→ Given task
Gather up every line that includes the string "JSON".

→ Input

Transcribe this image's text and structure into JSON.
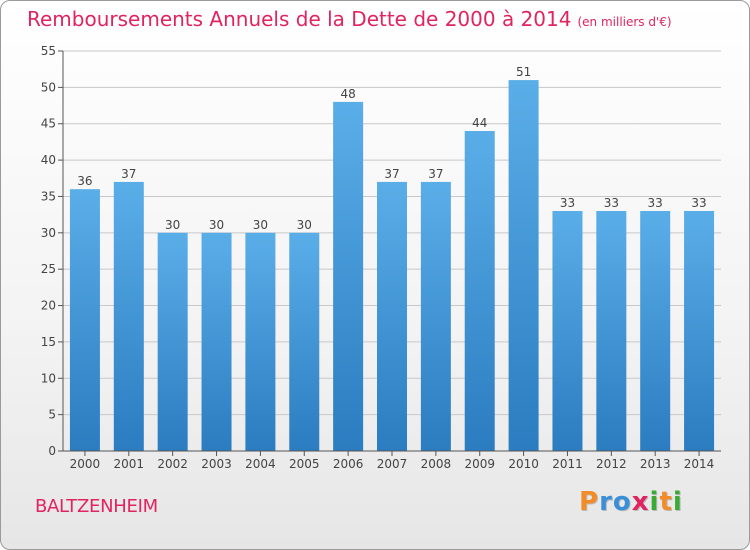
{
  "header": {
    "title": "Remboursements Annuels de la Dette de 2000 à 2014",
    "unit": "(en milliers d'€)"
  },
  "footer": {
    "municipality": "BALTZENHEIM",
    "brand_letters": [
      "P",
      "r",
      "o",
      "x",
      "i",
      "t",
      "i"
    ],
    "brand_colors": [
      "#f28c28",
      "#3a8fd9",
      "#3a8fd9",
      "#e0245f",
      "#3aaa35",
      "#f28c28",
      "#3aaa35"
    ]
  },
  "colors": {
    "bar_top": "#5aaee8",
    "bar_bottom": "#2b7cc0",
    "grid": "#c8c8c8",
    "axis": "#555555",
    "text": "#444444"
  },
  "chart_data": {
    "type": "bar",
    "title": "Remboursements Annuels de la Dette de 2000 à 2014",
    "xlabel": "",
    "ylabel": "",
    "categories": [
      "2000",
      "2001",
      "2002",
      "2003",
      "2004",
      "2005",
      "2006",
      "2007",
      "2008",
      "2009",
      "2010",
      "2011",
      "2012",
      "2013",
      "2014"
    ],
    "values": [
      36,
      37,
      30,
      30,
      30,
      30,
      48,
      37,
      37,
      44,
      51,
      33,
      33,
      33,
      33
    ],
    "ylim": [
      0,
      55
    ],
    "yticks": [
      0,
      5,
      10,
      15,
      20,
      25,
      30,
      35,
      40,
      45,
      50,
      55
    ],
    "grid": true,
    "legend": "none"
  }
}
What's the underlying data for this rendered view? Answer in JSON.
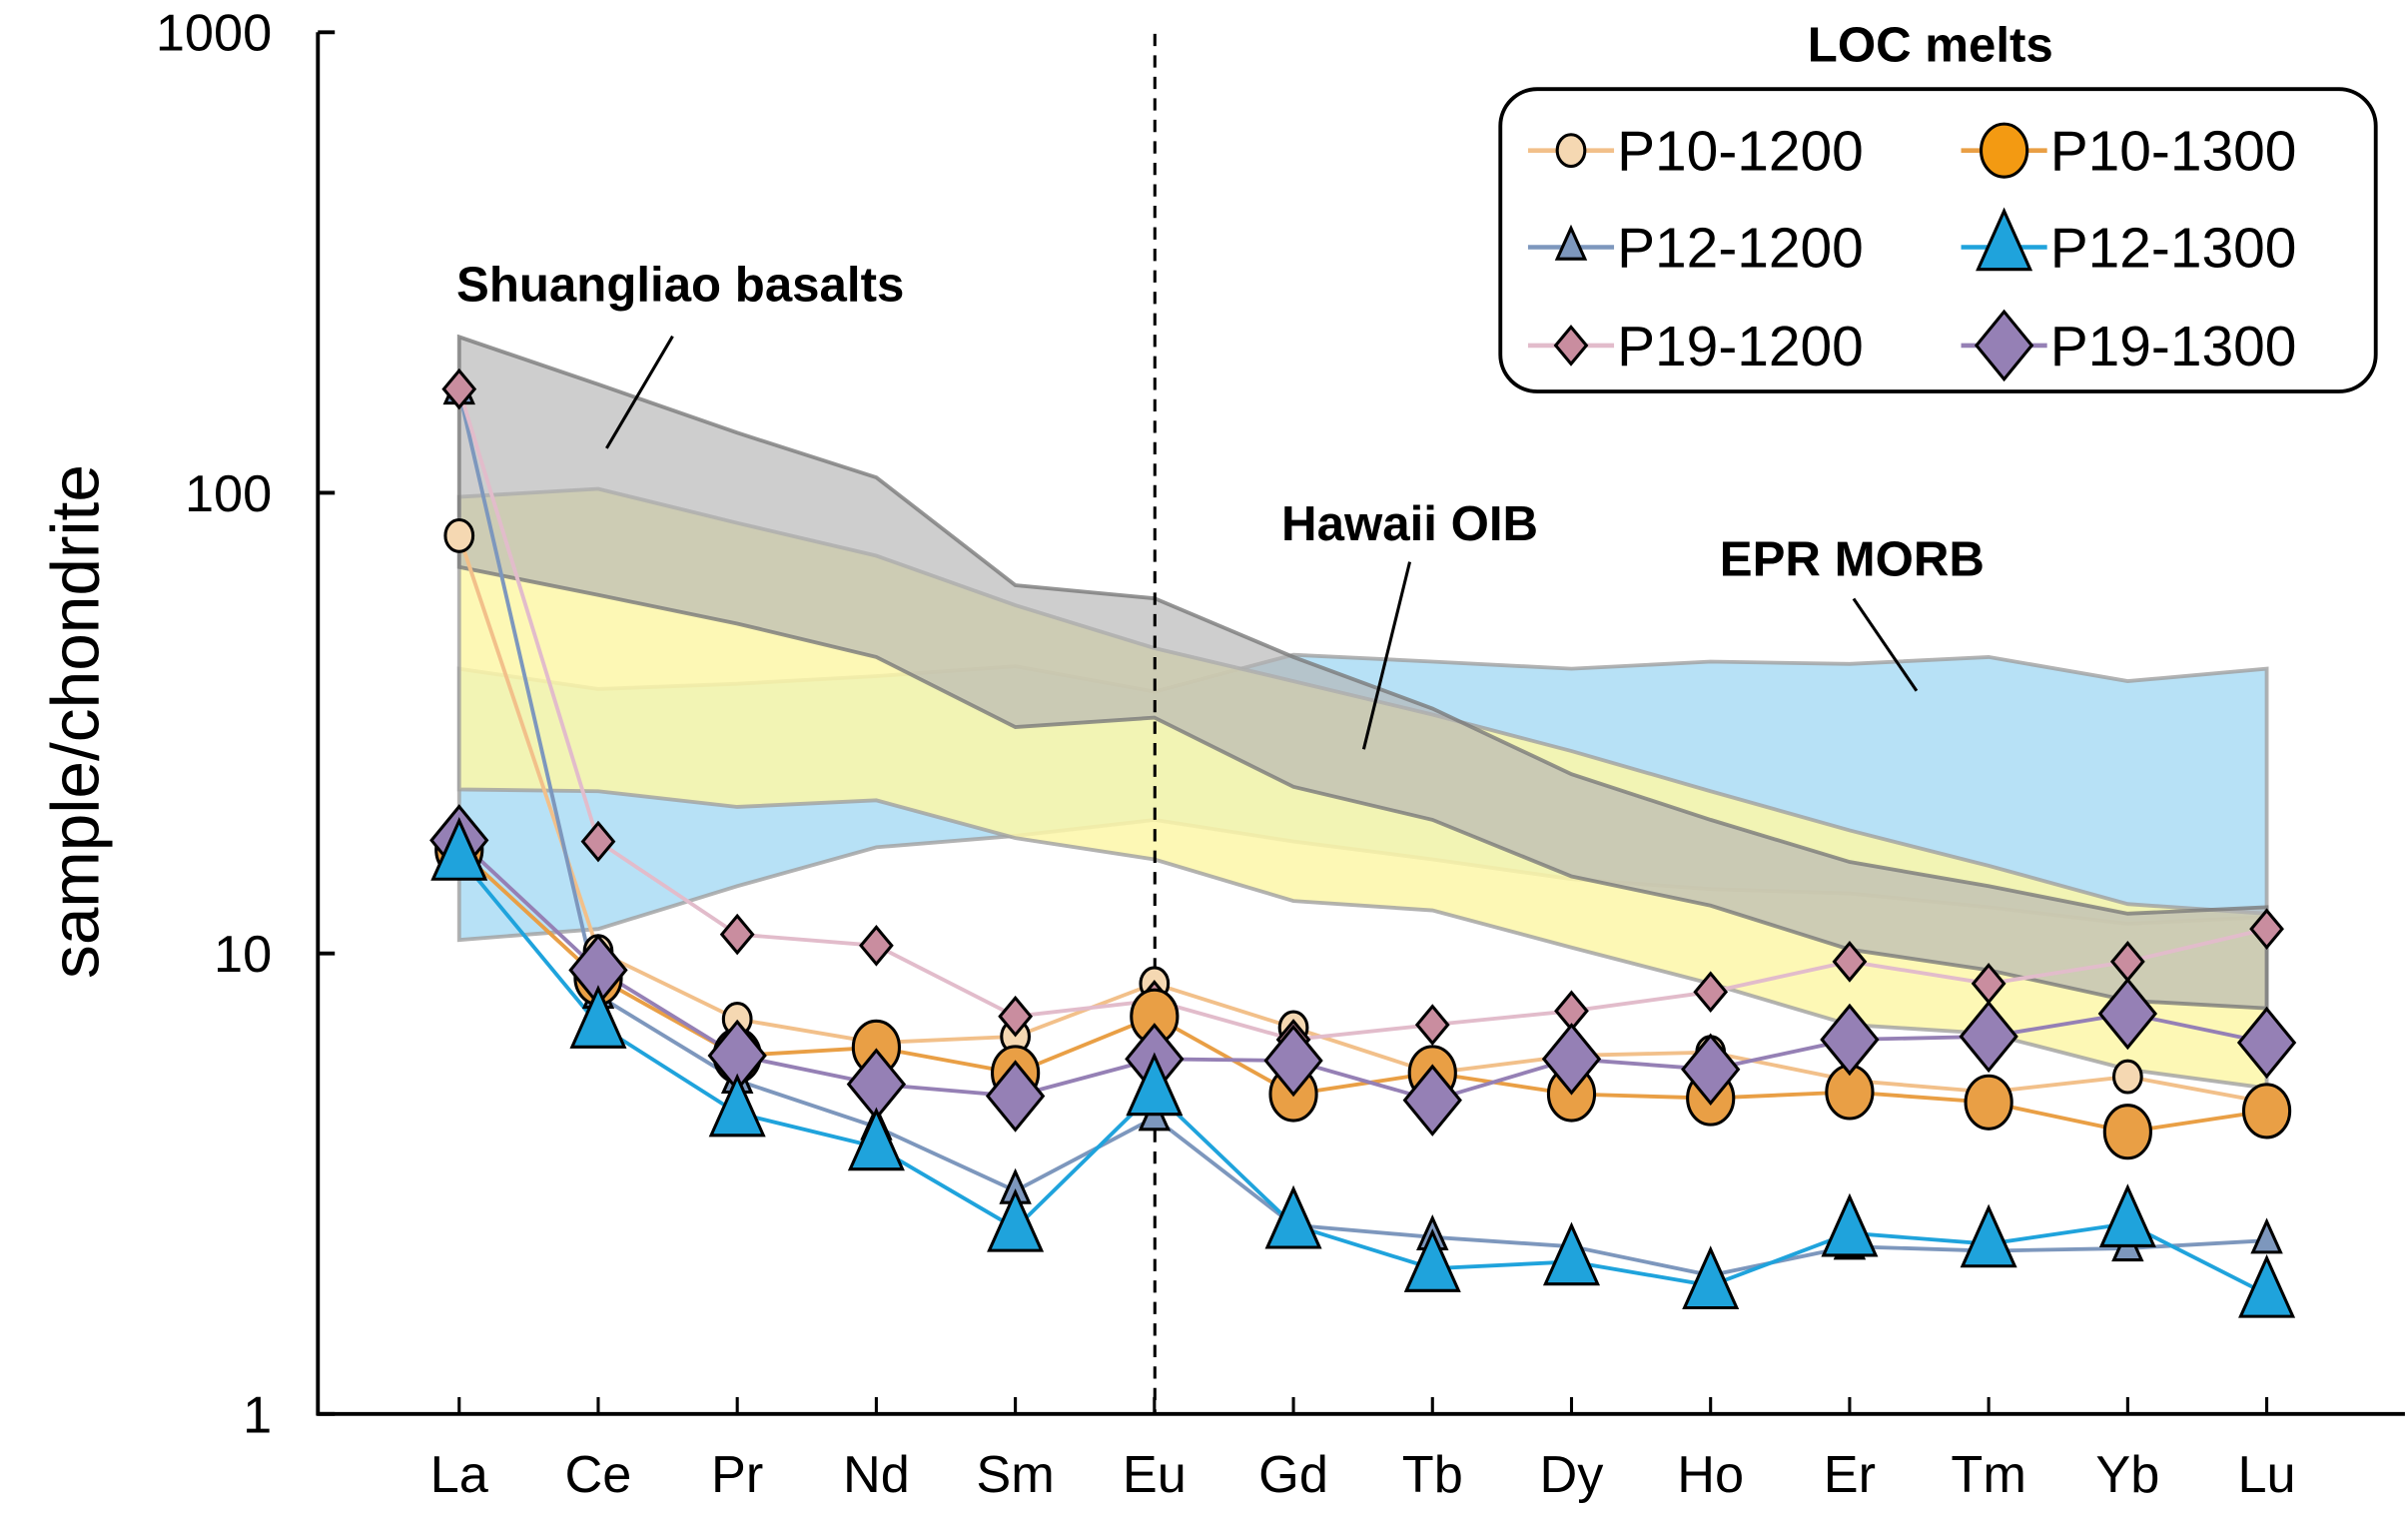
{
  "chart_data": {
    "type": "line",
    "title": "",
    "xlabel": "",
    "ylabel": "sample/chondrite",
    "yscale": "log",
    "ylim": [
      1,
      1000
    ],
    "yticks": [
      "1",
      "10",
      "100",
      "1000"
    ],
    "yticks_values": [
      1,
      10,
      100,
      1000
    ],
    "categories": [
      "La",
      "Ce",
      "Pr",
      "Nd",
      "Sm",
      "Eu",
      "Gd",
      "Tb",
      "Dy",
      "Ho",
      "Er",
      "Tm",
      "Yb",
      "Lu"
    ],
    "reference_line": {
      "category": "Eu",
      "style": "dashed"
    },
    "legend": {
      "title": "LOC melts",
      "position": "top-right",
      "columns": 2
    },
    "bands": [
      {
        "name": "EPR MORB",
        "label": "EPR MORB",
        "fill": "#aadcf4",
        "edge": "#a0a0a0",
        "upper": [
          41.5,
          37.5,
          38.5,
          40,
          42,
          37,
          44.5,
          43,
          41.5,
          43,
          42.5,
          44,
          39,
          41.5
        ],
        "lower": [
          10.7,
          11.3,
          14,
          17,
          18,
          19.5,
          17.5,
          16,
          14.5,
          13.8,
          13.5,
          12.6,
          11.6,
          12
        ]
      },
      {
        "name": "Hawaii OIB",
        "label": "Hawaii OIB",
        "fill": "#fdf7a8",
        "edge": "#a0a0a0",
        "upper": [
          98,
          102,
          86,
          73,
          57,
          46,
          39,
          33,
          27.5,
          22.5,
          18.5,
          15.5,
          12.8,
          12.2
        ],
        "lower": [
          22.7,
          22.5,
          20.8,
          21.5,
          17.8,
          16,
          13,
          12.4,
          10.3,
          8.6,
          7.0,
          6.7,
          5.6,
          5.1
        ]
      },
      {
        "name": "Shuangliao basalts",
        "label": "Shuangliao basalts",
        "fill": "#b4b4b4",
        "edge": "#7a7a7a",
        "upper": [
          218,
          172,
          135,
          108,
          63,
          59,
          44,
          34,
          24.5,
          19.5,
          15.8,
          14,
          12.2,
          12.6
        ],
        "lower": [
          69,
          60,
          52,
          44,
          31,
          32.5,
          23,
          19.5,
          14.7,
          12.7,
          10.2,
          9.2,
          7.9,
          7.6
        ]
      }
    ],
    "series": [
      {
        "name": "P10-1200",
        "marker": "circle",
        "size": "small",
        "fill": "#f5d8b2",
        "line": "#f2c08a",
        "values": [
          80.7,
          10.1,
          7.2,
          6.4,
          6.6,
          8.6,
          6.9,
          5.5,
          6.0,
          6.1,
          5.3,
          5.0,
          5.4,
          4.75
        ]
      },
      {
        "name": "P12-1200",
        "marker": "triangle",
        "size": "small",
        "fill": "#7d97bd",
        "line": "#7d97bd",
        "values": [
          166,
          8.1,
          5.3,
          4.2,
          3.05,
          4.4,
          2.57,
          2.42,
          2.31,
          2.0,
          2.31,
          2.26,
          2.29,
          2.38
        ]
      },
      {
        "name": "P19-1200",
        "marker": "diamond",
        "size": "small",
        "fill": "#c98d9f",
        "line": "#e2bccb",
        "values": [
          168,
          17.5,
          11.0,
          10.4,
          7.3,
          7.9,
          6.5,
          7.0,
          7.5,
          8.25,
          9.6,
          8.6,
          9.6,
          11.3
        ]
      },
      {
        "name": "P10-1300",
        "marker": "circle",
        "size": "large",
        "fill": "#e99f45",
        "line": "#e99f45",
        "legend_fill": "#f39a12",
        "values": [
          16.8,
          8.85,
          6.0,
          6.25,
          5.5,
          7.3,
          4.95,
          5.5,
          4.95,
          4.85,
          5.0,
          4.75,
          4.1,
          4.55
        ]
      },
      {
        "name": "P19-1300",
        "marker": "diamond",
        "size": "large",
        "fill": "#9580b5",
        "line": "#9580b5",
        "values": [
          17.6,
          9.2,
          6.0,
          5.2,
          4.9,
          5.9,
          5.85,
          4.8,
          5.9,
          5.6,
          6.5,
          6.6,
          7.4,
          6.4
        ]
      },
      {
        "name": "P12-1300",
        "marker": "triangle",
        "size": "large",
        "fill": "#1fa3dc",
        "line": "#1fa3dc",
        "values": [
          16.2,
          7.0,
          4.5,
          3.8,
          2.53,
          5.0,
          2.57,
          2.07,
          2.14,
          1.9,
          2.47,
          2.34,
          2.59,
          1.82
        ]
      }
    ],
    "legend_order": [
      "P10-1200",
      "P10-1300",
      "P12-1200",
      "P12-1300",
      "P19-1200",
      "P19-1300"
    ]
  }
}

→ The result
Transcribe this image's text and structure into JSON.
What's the underlying data for this rendered view? Answer in JSON.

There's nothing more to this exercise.